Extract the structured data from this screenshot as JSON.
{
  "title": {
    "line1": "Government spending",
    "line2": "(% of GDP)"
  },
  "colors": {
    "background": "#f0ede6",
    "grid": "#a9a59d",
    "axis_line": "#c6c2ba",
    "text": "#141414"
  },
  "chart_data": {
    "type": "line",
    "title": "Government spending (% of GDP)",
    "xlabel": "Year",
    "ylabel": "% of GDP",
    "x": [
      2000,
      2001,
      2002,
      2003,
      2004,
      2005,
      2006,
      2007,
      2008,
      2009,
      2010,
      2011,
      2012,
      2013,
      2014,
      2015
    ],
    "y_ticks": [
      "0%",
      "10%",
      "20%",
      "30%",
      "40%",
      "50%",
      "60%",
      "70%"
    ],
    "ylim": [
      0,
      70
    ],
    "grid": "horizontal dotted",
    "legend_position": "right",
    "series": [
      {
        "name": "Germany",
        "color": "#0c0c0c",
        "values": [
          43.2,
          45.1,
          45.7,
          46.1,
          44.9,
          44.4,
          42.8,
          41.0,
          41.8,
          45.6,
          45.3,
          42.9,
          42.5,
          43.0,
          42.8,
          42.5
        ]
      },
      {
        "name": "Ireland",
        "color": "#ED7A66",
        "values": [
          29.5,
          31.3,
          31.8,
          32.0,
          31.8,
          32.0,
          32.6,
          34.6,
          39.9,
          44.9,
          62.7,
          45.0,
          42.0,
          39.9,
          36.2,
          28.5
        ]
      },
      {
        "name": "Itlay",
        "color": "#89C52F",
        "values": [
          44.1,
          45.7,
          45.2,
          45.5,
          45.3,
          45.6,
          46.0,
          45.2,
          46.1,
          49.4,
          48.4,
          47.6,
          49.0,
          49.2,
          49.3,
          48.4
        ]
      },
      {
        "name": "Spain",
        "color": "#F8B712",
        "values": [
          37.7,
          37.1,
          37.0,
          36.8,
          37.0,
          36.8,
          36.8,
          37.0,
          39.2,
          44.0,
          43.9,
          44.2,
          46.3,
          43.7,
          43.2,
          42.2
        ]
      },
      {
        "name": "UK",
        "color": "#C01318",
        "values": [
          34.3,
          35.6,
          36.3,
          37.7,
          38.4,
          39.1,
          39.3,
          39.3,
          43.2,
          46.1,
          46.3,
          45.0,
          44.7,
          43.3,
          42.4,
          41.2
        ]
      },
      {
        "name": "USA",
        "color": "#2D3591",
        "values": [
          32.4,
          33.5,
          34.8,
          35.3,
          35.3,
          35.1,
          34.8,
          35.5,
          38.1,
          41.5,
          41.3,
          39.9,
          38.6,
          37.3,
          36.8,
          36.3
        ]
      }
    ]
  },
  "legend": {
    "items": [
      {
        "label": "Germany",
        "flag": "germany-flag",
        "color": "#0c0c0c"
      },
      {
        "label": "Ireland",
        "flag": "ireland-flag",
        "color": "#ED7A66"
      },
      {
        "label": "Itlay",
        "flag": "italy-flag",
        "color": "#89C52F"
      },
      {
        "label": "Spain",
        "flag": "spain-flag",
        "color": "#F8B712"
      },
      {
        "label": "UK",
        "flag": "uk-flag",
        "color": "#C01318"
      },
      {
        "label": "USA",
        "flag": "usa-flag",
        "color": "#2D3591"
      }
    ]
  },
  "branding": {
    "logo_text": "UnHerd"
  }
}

□ □ □ □

__Objective__. Transcribe every entry exactly.

__Answer to the problem__.
Extract the structured data from this screenshot as JSON.
{
  "title": {
    "line1": "Government spending",
    "line2": "(% of GDP)"
  },
  "colors": {
    "background": "#f0ede6",
    "grid": "#a9a59d",
    "axis_line": "#c6c2ba",
    "text": "#141414"
  },
  "chart_data": {
    "type": "line",
    "title": "Government spending (% of GDP)",
    "xlabel": "Year",
    "ylabel": "% of GDP",
    "x": [
      2000,
      2001,
      2002,
      2003,
      2004,
      2005,
      2006,
      2007,
      2008,
      2009,
      2010,
      2011,
      2012,
      2013,
      2014,
      2015
    ],
    "y_ticks": [
      "0%",
      "10%",
      "20%",
      "30%",
      "40%",
      "50%",
      "60%",
      "70%"
    ],
    "ylim": [
      0,
      70
    ],
    "grid": "horizontal dotted",
    "legend_position": "right",
    "series": [
      {
        "name": "Germany",
        "color": "#0c0c0c",
        "values": [
          43.2,
          45.1,
          45.7,
          46.1,
          44.9,
          44.4,
          42.8,
          41.0,
          41.8,
          45.6,
          45.3,
          42.9,
          42.5,
          43.0,
          42.8,
          42.5
        ]
      },
      {
        "name": "Ireland",
        "color": "#ED7A66",
        "values": [
          29.5,
          31.3,
          31.8,
          32.0,
          31.8,
          32.0,
          32.6,
          34.6,
          39.9,
          44.9,
          62.7,
          45.0,
          42.0,
          39.9,
          36.2,
          28.5
        ]
      },
      {
        "name": "Itlay",
        "color": "#89C52F",
        "values": [
          44.1,
          45.7,
          45.2,
          45.5,
          45.3,
          45.6,
          46.0,
          45.2,
          46.1,
          49.4,
          48.4,
          47.6,
          49.0,
          49.2,
          49.3,
          48.4
        ]
      },
      {
        "name": "Spain",
        "color": "#F8B712",
        "values": [
          37.7,
          37.1,
          37.0,
          36.8,
          37.0,
          36.8,
          36.8,
          37.0,
          39.2,
          44.0,
          43.9,
          44.2,
          46.3,
          43.7,
          43.2,
          42.2
        ]
      },
      {
        "name": "UK",
        "color": "#C01318",
        "values": [
          34.3,
          35.6,
          36.3,
          37.7,
          38.4,
          39.1,
          39.3,
          39.3,
          43.2,
          46.1,
          46.3,
          45.0,
          44.7,
          43.3,
          42.4,
          41.2
        ]
      },
      {
        "name": "USA",
        "color": "#2D3591",
        "values": [
          32.4,
          33.5,
          34.8,
          35.3,
          35.3,
          35.1,
          34.8,
          35.5,
          38.1,
          41.5,
          41.3,
          39.9,
          38.6,
          37.3,
          36.8,
          36.3
        ]
      }
    ]
  },
  "legend": {
    "items": [
      {
        "label": "Germany",
        "flag": "germany-flag",
        "color": "#0c0c0c"
      },
      {
        "label": "Ireland",
        "flag": "ireland-flag",
        "color": "#ED7A66"
      },
      {
        "label": "Itlay",
        "flag": "italy-flag",
        "color": "#89C52F"
      },
      {
        "label": "Spain",
        "flag": "spain-flag",
        "color": "#F8B712"
      },
      {
        "label": "UK",
        "flag": "uk-flag",
        "color": "#C01318"
      },
      {
        "label": "USA",
        "flag": "usa-flag",
        "color": "#2D3591"
      }
    ]
  },
  "branding": {
    "logo_text": "UnHerd"
  }
}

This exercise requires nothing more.